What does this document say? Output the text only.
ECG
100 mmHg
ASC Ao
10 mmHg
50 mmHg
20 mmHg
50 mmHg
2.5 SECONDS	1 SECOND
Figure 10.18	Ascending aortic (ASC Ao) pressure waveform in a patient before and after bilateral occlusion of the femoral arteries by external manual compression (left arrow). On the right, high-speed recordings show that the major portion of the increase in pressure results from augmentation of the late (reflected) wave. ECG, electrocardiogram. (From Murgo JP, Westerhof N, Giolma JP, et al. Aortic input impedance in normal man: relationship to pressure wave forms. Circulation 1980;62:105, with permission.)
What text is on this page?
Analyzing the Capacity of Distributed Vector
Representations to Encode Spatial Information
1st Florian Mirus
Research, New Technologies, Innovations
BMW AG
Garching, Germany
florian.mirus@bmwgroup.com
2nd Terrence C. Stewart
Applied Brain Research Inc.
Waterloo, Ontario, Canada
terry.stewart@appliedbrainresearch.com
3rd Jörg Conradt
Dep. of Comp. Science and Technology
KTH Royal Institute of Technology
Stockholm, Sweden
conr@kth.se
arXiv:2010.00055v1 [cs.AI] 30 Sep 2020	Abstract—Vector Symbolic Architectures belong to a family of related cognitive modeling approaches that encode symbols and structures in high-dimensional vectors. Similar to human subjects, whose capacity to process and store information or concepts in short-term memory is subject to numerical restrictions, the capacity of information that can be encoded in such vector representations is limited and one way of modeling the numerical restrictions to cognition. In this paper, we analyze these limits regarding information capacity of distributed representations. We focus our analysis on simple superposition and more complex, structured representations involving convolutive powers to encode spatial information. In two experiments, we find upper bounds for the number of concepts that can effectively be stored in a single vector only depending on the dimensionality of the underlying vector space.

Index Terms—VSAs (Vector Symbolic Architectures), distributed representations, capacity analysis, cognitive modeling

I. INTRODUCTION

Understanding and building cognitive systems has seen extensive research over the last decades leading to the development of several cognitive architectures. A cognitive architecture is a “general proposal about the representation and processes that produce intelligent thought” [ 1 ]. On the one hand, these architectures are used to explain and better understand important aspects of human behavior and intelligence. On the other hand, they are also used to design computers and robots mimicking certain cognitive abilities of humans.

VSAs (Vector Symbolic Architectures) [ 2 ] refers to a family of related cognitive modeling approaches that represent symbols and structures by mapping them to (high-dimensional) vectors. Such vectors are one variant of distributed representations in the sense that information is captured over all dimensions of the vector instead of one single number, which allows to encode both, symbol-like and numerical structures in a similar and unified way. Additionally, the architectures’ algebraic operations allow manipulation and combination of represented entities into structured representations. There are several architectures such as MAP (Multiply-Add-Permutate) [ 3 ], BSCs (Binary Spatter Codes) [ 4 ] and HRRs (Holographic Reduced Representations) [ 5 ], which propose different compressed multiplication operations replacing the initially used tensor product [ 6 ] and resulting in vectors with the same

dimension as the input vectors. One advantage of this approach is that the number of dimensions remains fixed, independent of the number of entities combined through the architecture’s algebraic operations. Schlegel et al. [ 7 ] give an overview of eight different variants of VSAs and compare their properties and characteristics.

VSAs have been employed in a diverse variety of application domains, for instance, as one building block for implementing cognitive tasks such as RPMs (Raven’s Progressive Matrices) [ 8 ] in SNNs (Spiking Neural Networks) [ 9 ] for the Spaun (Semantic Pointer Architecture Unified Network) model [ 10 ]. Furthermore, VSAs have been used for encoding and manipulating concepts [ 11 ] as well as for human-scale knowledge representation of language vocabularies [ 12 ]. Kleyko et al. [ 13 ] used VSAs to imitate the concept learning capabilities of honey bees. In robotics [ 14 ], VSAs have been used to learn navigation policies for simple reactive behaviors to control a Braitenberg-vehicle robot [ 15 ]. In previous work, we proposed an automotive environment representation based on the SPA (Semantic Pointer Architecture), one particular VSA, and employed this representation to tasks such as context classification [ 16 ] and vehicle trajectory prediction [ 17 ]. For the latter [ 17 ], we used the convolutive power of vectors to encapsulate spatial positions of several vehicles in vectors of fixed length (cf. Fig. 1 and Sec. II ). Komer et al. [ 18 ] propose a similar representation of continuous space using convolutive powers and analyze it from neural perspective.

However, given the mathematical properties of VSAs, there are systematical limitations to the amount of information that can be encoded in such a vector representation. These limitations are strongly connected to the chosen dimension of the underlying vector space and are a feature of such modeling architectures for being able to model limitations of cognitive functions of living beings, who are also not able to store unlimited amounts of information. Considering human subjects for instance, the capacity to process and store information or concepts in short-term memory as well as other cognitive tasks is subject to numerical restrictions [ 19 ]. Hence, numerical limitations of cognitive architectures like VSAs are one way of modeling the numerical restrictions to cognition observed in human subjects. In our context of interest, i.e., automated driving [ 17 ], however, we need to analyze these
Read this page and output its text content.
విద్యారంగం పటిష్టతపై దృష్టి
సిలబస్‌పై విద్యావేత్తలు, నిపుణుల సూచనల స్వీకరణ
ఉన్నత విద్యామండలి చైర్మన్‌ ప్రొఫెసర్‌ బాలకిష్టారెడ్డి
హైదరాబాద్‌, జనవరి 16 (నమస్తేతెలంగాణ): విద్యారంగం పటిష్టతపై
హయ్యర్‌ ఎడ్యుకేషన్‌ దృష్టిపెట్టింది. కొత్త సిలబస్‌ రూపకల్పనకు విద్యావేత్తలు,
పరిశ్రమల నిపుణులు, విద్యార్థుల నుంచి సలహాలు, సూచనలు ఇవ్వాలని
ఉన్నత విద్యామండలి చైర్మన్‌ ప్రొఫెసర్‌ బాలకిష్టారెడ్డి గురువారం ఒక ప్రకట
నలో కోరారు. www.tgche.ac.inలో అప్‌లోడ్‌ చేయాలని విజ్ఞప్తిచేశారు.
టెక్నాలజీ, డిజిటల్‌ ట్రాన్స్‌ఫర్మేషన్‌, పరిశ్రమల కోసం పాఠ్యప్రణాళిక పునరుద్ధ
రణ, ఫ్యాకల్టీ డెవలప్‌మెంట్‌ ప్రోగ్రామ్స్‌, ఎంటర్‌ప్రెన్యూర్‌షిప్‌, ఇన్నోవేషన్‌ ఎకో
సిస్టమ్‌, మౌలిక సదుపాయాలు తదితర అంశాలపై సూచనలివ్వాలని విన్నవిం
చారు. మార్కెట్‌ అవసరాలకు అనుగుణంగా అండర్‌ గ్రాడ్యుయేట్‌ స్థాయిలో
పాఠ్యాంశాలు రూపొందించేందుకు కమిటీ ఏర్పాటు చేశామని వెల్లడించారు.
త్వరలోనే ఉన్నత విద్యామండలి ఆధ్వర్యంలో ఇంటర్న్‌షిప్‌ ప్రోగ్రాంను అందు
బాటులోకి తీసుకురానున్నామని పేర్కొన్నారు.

▸ INSTRUCTION:
In the lines above, locate the string "What". Copy every line where it occurs.

▸ ANSWER TO THE PROBLEM:
What does this document say? Output the text only.
What text is on this page?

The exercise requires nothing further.